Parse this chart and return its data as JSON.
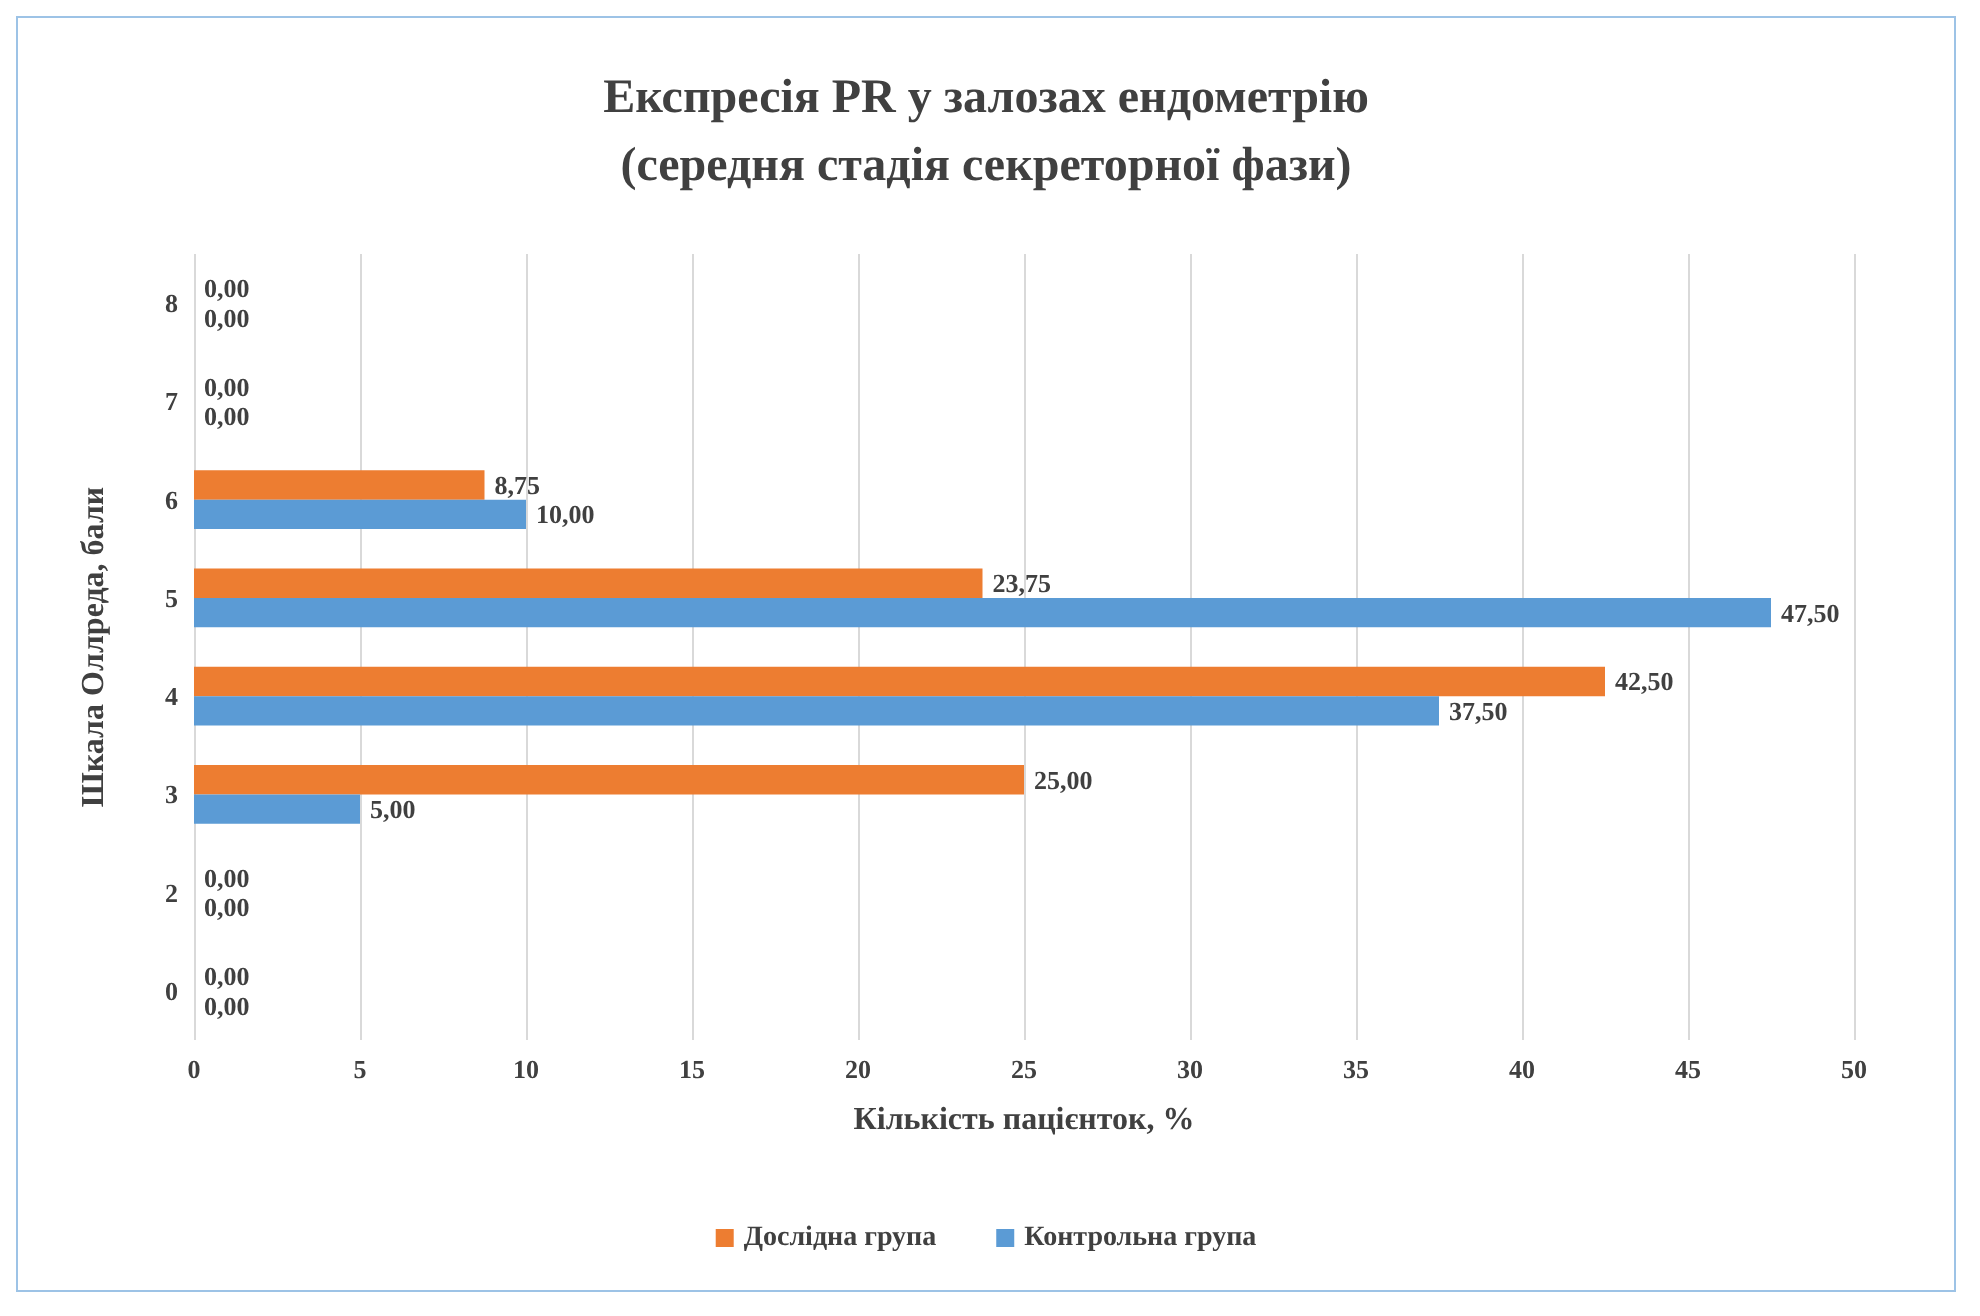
{
  "chart_data": {
    "type": "bar",
    "orientation": "horizontal",
    "title": "Експресія PR у залозах ендометрію\n(середня стадія секреторної фази)",
    "xlabel": "Кількість пацієнток, %",
    "ylabel": "Шкала Оллреда, бали",
    "categories": [
      "8",
      "7",
      "6",
      "5",
      "4",
      "3",
      "2",
      "0"
    ],
    "series": [
      {
        "name": "Дослідна група",
        "color": "#ed7d31",
        "values": [
          0,
          0,
          8.75,
          23.75,
          42.5,
          25,
          0,
          0
        ],
        "value_labels": [
          "0,00",
          "0,00",
          "8,75",
          "23,75",
          "42,50",
          "25,00",
          "0,00",
          "0,00"
        ]
      },
      {
        "name": "Контрольна група",
        "color": "#5b9bd5",
        "values": [
          0,
          0,
          10,
          47.5,
          37.5,
          5,
          0,
          0
        ],
        "value_labels": [
          "0,00",
          "0,00",
          "10,00",
          "47,50",
          "37,50",
          "5,00",
          "0,00",
          "0,00"
        ]
      }
    ],
    "xlim": [
      0,
      50
    ],
    "xticks": [
      0,
      5,
      10,
      15,
      20,
      25,
      30,
      35,
      40,
      45,
      50
    ],
    "grid": "x",
    "legend": "bottom"
  }
}
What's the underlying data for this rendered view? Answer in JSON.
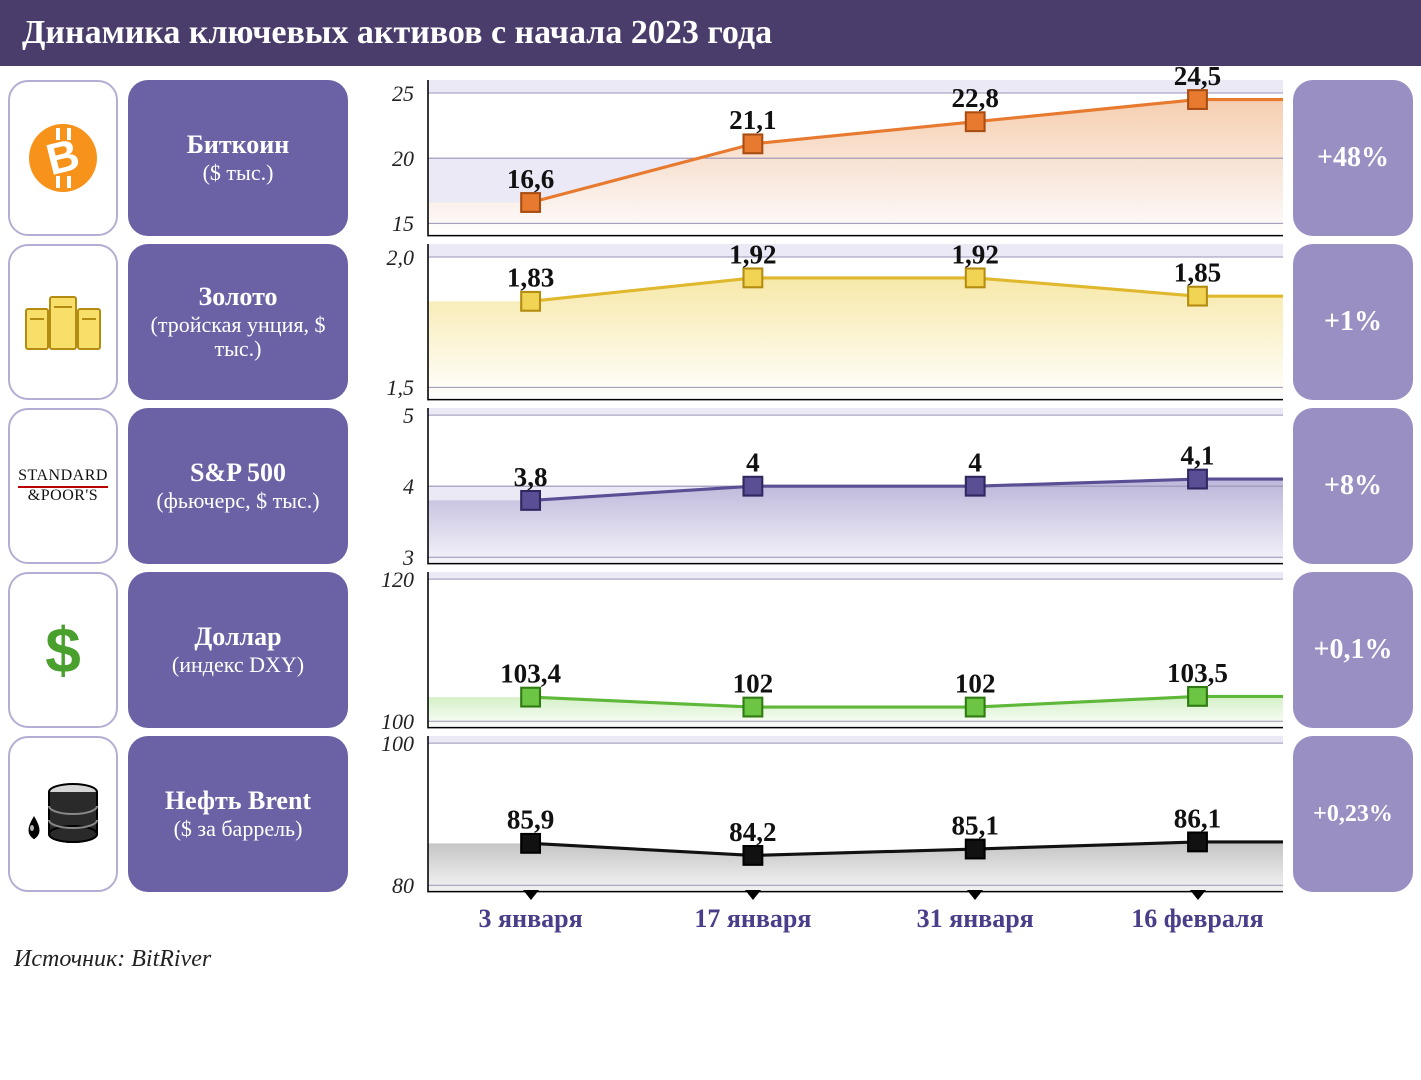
{
  "title": "Динамика ключевых активов с начала 2023 года",
  "source": "Источник: BitRiver",
  "dates": [
    "3 января",
    "17 января",
    "31 января",
    "16 февраля"
  ],
  "x_positions_pct": [
    12,
    38,
    64,
    90
  ],
  "label_box_color": "#6b62a5",
  "change_box_color": "#998fc2",
  "axis_text_color": "#222222",
  "xlabel_color": "#4a3d8a",
  "assets": [
    {
      "key": "bitcoin",
      "title": "Биткоин",
      "subtitle": "($ тыс.)",
      "change": "+48%",
      "values": [
        16.6,
        21.1,
        22.8,
        24.5
      ],
      "value_labels": [
        "16,6",
        "21,1",
        "22,8",
        "24,5"
      ],
      "y_ticks": [
        15,
        20,
        25
      ],
      "y_tick_labels": [
        "15",
        "20",
        "25"
      ],
      "ylim": [
        14,
        26
      ],
      "line_color": "#e77a2f",
      "marker_fill": "#e77a2f",
      "marker_stroke": "#a84d12",
      "area_gradient_top": "#f4c9a8",
      "area_gradient_bottom": "#ffffff",
      "bg_band_color": "#dcd7ee",
      "grid_color": "#9a93b5",
      "icon": {
        "type": "bitcoin",
        "bg": "#f7931a",
        "fg": "#ffffff"
      }
    },
    {
      "key": "gold",
      "title": "Золото",
      "subtitle": "(тройская унция, $ тыс.)",
      "change": "+1%",
      "values": [
        1.83,
        1.92,
        1.92,
        1.85
      ],
      "value_labels": [
        "1,83",
        "1,92",
        "1,92",
        "1,85"
      ],
      "y_ticks": [
        1.5,
        2.0
      ],
      "y_tick_labels": [
        "1,5",
        "2,0"
      ],
      "ylim": [
        1.45,
        2.05
      ],
      "line_color": "#e0b82e",
      "marker_fill": "#f2d454",
      "marker_stroke": "#b48c12",
      "area_gradient_top": "#f6e6a0",
      "area_gradient_bottom": "#ffffff",
      "bg_band_color": "#dcd7ee",
      "grid_color": "#9a93b5",
      "icon": {
        "type": "gold",
        "bar_fill": "#f7df6a",
        "bar_stroke": "#b48c12"
      }
    },
    {
      "key": "sp500",
      "title": "S&P 500",
      "subtitle": "(фьючерс, $ тыс.)",
      "change": "+8%",
      "values": [
        3.8,
        4.0,
        4.0,
        4.1
      ],
      "value_labels": [
        "3,8",
        "4",
        "4",
        "4,1"
      ],
      "y_ticks": [
        3,
        4,
        5
      ],
      "y_tick_labels": [
        "3",
        "4",
        "5"
      ],
      "ylim": [
        2.9,
        5.1
      ],
      "line_color": "#5a4f94",
      "marker_fill": "#5a4f94",
      "marker_stroke": "#2f2760",
      "area_gradient_top": "#b6afd6",
      "area_gradient_bottom": "#f6f5fb",
      "bg_band_color": "#dcd7ee",
      "grid_color": "#9a93b5",
      "icon": {
        "type": "sp",
        "text_top": "STANDARD",
        "text_bottom": "&POOR'S"
      }
    },
    {
      "key": "dollar",
      "title": "Доллар",
      "subtitle": "(индекс DXY)",
      "change": "+0,1%",
      "values": [
        103.4,
        102,
        102,
        103.5
      ],
      "value_labels": [
        "103,4",
        "102",
        "102",
        "103,5"
      ],
      "y_ticks": [
        100,
        120
      ],
      "y_tick_labels": [
        "100",
        "120"
      ],
      "ylim": [
        99,
        121
      ],
      "line_color": "#5fb83a",
      "marker_fill": "#6cc644",
      "marker_stroke": "#2f7a12",
      "area_gradient_top": "#cfeec0",
      "area_gradient_bottom": "#ffffff",
      "bg_band_color": "#dcd7ee",
      "grid_color": "#9a93b5",
      "icon": {
        "type": "dollar",
        "color": "#4aa02c"
      }
    },
    {
      "key": "brent",
      "title": "Нефть Brent",
      "subtitle": "($ за баррель)",
      "change": "+0,23%",
      "values": [
        85.9,
        84.2,
        85.1,
        86.1
      ],
      "value_labels": [
        "85,9",
        "84,2",
        "85,1",
        "86,1"
      ],
      "y_ticks": [
        80,
        100
      ],
      "y_tick_labels": [
        "80",
        "100"
      ],
      "ylim": [
        79,
        101
      ],
      "line_color": "#111111",
      "marker_fill": "#111111",
      "marker_stroke": "#000000",
      "area_gradient_top": "#bdbdbd",
      "area_gradient_bottom": "#f4f4f4",
      "bg_band_color": "#dcd7ee",
      "grid_color": "#9a93b5",
      "icon": {
        "type": "oil",
        "fill": "#2a2a2a",
        "stroke": "#000000",
        "drop": "#000000"
      }
    }
  ],
  "chart_style": {
    "line_width": 3,
    "marker_size": 18,
    "marker_stroke_width": 2,
    "value_font_size": 26,
    "value_font_weight": 700,
    "value_color": "#111111"
  }
}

■ ■ ■ ■ ■

Extract the full listing above verbatim; pictures are to be left out of the copy.

TASK RESPONSE
Parse this chart and return its data as JSON.
{
  "chart_data": {
    "type": "bar",
    "orientation": "horizontal",
    "title": "Експресія PR у залозах ендометрію\n(середня стадія секреторної фази)",
    "xlabel": "Кількість пацієнток, %",
    "ylabel": "Шкала Оллреда, бали",
    "categories": [
      "8",
      "7",
      "6",
      "5",
      "4",
      "3",
      "2",
      "0"
    ],
    "series": [
      {
        "name": "Дослідна група",
        "color": "#ed7d31",
        "values": [
          0,
          0,
          8.75,
          23.75,
          42.5,
          25,
          0,
          0
        ],
        "value_labels": [
          "0,00",
          "0,00",
          "8,75",
          "23,75",
          "42,50",
          "25,00",
          "0,00",
          "0,00"
        ]
      },
      {
        "name": "Контрольна група",
        "color": "#5b9bd5",
        "values": [
          0,
          0,
          10,
          47.5,
          37.5,
          5,
          0,
          0
        ],
        "value_labels": [
          "0,00",
          "0,00",
          "10,00",
          "47,50",
          "37,50",
          "5,00",
          "0,00",
          "0,00"
        ]
      }
    ],
    "xlim": [
      0,
      50
    ],
    "xticks": [
      0,
      5,
      10,
      15,
      20,
      25,
      30,
      35,
      40,
      45,
      50
    ],
    "grid": "x",
    "legend": "bottom"
  }
}
What's the underlying data for this rendered view? Answer in JSON.
{
  "title": "Динамика ключевых активов с начала 2023 года",
  "source": "Источник: BitRiver",
  "dates": [
    "3 января",
    "17 января",
    "31 января",
    "16 февраля"
  ],
  "x_positions_pct": [
    12,
    38,
    64,
    90
  ],
  "label_box_color": "#6b62a5",
  "change_box_color": "#998fc2",
  "axis_text_color": "#222222",
  "xlabel_color": "#4a3d8a",
  "assets": [
    {
      "key": "bitcoin",
      "title": "Биткоин",
      "subtitle": "($ тыс.)",
      "change": "+48%",
      "values": [
        16.6,
        21.1,
        22.8,
        24.5
      ],
      "value_labels": [
        "16,6",
        "21,1",
        "22,8",
        "24,5"
      ],
      "y_ticks": [
        15,
        20,
        25
      ],
      "y_tick_labels": [
        "15",
        "20",
        "25"
      ],
      "ylim": [
        14,
        26
      ],
      "line_color": "#e77a2f",
      "marker_fill": "#e77a2f",
      "marker_stroke": "#a84d12",
      "area_gradient_top": "#f4c9a8",
      "area_gradient_bottom": "#ffffff",
      "bg_band_color": "#dcd7ee",
      "grid_color": "#9a93b5",
      "icon": {
        "type": "bitcoin",
        "bg": "#f7931a",
        "fg": "#ffffff"
      }
    },
    {
      "key": "gold",
      "title": "Золото",
      "subtitle": "(тройская унция, $ тыс.)",
      "change": "+1%",
      "values": [
        1.83,
        1.92,
        1.92,
        1.85
      ],
      "value_labels": [
        "1,83",
        "1,92",
        "1,92",
        "1,85"
      ],
      "y_ticks": [
        1.5,
        2.0
      ],
      "y_tick_labels": [
        "1,5",
        "2,0"
      ],
      "ylim": [
        1.45,
        2.05
      ],
      "line_color": "#e0b82e",
      "marker_fill": "#f2d454",
      "marker_stroke": "#b48c12",
      "area_gradient_top": "#f6e6a0",
      "area_gradient_bottom": "#ffffff",
      "bg_band_color": "#dcd7ee",
      "grid_color": "#9a93b5",
      "icon": {
        "type": "gold",
        "bar_fill": "#f7df6a",
        "bar_stroke": "#b48c12"
      }
    },
    {
      "key": "sp500",
      "title": "S&P 500",
      "subtitle": "(фьючерс, $ тыс.)",
      "change": "+8%",
      "values": [
        3.8,
        4.0,
        4.0,
        4.1
      ],
      "value_labels": [
        "3,8",
        "4",
        "4",
        "4,1"
      ],
      "y_ticks": [
        3,
        4,
        5
      ],
      "y_tick_labels": [
        "3",
        "4",
        "5"
      ],
      "ylim": [
        2.9,
        5.1
      ],
      "line_color": "#5a4f94",
      "marker_fill": "#5a4f94",
      "marker_stroke": "#2f2760",
      "area_gradient_top": "#b6afd6",
      "area_gradient_bottom": "#f6f5fb",
      "bg_band_color": "#dcd7ee",
      "grid_color": "#9a93b5",
      "icon": {
        "type": "sp",
        "text_top": "STANDARD",
        "text_bottom": "&POOR'S"
      }
    },
    {
      "key": "dollar",
      "title": "Доллар",
      "subtitle": "(индекс DXY)",
      "change": "+0,1%",
      "values": [
        103.4,
        102,
        102,
        103.5
      ],
      "value_labels": [
        "103,4",
        "102",
        "102",
        "103,5"
      ],
      "y_ticks": [
        100,
        120
      ],
      "y_tick_labels": [
        "100",
        "120"
      ],
      "ylim": [
        99,
        121
      ],
      "line_color": "#5fb83a",
      "marker_fill": "#6cc644",
      "marker_stroke": "#2f7a12",
      "area_gradient_top": "#cfeec0",
      "area_gradient_bottom": "#ffffff",
      "bg_band_color": "#dcd7ee",
      "grid_color": "#9a93b5",
      "icon": {
        "type": "dollar",
        "color": "#4aa02c"
      }
    },
    {
      "key": "brent",
      "title": "Нефть Brent",
      "subtitle": "($ за баррель)",
      "change": "+0,23%",
      "values": [
        85.9,
        84.2,
        85.1,
        86.1
      ],
      "value_labels": [
        "85,9",
        "84,2",
        "85,1",
        "86,1"
      ],
      "y_ticks": [
        80,
        100
      ],
      "y_tick_labels": [
        "80",
        "100"
      ],
      "ylim": [
        79,
        101
      ],
      "line_color": "#111111",
      "marker_fill": "#111111",
      "marker_stroke": "#000000",
      "area_gradient_top": "#bdbdbd",
      "area_gradient_bottom": "#f4f4f4",
      "bg_band_color": "#dcd7ee",
      "grid_color": "#9a93b5",
      "icon": {
        "type": "oil",
        "fill": "#2a2a2a",
        "stroke": "#000000",
        "drop": "#000000"
      }
    }
  ],
  "chart_style": {
    "line_width": 3,
    "marker_size": 18,
    "marker_stroke_width": 2,
    "value_font_size": 26,
    "value_font_weight": 700,
    "value_color": "#111111"
  }
}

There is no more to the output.